Stored data
-=-=-=-=-

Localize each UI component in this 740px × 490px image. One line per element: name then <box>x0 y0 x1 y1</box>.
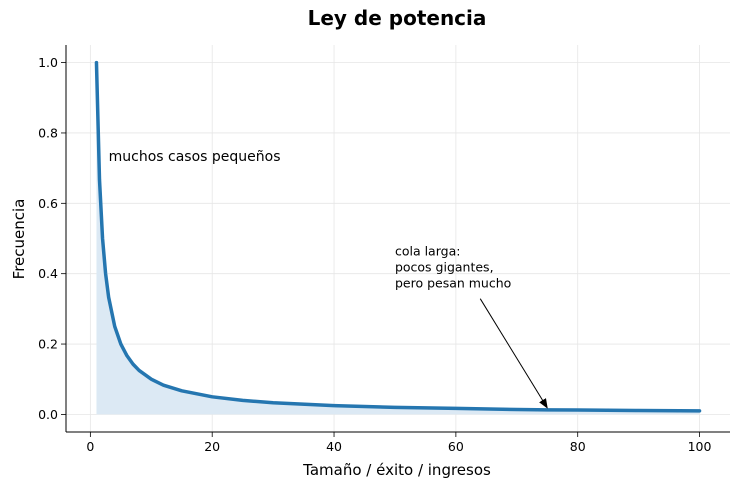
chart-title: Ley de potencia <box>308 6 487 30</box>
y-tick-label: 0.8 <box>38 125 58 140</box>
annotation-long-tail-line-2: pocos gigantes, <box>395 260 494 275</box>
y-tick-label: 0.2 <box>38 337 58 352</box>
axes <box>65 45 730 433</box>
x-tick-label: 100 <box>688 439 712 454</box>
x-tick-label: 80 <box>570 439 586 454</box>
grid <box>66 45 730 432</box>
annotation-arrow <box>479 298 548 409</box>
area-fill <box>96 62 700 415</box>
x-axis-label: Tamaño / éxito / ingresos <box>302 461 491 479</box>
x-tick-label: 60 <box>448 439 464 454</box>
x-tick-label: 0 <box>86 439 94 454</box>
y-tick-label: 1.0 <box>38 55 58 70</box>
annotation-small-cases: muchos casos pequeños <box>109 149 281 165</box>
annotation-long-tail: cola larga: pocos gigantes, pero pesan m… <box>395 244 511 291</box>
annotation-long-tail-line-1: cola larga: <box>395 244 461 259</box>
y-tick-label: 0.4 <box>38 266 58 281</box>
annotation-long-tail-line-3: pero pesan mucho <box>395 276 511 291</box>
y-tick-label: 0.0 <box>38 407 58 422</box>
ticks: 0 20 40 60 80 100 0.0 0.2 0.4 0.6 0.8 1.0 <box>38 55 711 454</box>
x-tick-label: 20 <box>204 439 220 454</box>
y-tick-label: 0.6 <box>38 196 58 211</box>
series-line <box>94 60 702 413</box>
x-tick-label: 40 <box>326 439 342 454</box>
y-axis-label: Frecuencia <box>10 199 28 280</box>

-=-=-=-=-

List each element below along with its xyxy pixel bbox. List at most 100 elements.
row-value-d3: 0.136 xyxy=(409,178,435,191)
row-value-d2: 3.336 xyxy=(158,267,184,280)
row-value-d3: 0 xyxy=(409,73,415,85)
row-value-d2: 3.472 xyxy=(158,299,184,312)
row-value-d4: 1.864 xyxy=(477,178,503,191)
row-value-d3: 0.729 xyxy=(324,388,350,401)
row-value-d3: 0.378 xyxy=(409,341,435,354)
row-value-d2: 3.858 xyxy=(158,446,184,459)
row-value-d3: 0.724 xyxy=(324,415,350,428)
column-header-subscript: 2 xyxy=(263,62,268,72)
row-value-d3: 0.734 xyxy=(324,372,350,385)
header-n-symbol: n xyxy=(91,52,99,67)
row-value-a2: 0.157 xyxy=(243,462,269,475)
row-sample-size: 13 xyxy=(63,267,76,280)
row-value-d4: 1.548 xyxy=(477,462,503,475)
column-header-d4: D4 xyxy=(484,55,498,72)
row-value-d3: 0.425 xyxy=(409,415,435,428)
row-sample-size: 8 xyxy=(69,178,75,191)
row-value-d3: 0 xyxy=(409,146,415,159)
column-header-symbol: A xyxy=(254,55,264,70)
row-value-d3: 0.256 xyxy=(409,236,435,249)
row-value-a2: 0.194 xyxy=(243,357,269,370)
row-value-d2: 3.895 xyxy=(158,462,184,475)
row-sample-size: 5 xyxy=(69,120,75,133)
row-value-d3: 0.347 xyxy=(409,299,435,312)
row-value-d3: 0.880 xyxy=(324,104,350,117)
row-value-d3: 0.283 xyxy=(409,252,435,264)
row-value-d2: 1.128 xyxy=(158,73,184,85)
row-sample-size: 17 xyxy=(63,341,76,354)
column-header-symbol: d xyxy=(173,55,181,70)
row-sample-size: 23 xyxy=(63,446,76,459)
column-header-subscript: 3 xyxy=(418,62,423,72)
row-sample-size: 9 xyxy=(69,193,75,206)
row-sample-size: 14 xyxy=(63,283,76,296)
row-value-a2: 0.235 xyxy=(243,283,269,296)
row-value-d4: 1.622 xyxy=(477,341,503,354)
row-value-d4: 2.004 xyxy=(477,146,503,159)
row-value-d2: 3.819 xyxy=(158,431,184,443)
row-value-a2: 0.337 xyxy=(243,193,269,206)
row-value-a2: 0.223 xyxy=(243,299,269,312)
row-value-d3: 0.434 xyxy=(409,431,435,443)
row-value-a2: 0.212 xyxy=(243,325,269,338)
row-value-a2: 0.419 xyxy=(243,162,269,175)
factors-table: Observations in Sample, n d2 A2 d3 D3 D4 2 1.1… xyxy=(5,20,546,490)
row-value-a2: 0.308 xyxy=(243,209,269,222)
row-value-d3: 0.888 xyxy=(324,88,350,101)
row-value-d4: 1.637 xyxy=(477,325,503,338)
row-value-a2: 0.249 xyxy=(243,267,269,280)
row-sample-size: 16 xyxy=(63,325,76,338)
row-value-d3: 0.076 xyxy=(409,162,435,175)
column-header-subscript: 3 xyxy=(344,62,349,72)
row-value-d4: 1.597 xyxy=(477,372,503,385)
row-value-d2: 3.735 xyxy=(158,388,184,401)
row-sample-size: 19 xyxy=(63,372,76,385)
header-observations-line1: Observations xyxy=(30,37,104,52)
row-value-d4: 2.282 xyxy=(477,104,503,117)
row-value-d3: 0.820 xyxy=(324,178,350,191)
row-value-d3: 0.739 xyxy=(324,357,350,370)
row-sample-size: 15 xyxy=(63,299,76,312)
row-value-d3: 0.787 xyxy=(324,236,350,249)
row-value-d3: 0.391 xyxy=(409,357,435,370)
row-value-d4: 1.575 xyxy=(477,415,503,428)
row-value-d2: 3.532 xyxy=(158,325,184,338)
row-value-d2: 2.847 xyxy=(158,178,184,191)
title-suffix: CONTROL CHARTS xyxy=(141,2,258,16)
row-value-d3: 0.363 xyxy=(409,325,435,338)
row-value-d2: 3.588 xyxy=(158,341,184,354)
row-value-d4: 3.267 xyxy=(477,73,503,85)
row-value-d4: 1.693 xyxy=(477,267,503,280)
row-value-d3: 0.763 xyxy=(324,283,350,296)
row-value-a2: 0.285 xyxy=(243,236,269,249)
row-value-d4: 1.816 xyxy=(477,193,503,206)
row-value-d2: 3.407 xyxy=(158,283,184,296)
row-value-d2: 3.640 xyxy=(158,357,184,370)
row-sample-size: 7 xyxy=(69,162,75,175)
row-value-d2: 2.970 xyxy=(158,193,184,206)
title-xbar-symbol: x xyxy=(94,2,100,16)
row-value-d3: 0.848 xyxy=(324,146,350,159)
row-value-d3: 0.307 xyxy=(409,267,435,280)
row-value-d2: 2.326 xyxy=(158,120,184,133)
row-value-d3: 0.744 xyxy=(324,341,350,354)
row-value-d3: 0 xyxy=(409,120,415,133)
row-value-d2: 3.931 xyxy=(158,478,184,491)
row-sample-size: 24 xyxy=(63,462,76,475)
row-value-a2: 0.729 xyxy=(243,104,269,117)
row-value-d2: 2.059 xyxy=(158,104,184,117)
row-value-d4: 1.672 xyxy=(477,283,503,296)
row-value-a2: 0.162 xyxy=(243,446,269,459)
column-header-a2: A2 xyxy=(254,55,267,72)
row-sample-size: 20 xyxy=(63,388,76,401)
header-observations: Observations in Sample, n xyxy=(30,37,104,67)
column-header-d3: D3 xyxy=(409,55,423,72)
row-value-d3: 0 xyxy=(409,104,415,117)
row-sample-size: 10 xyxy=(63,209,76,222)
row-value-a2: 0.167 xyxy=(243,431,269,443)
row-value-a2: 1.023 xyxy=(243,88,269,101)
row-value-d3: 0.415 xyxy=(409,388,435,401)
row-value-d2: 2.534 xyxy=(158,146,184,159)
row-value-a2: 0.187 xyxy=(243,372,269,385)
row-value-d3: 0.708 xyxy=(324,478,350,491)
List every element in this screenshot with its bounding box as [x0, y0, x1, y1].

-=-=-=-=-

What you need to do →
Return, unchanged, the lines of the items above from the line containing "chart-title: Ley de" through the line containing "area-fill <box>96 62 700 415</box>".

Written solution →
chart-title: Ley de potencia <box>308 6 487 30</box>
y-tick-label: 0.8 <box>38 125 58 140</box>
annotation-long-tail-line-2: pocos gigantes, <box>395 260 494 275</box>
y-tick-label: 0.2 <box>38 337 58 352</box>
axes <box>65 45 730 433</box>
x-tick-label: 100 <box>688 439 712 454</box>
x-tick-label: 80 <box>570 439 586 454</box>
grid <box>66 45 730 432</box>
annotation-arrow <box>479 298 548 409</box>
area-fill <box>96 62 700 415</box>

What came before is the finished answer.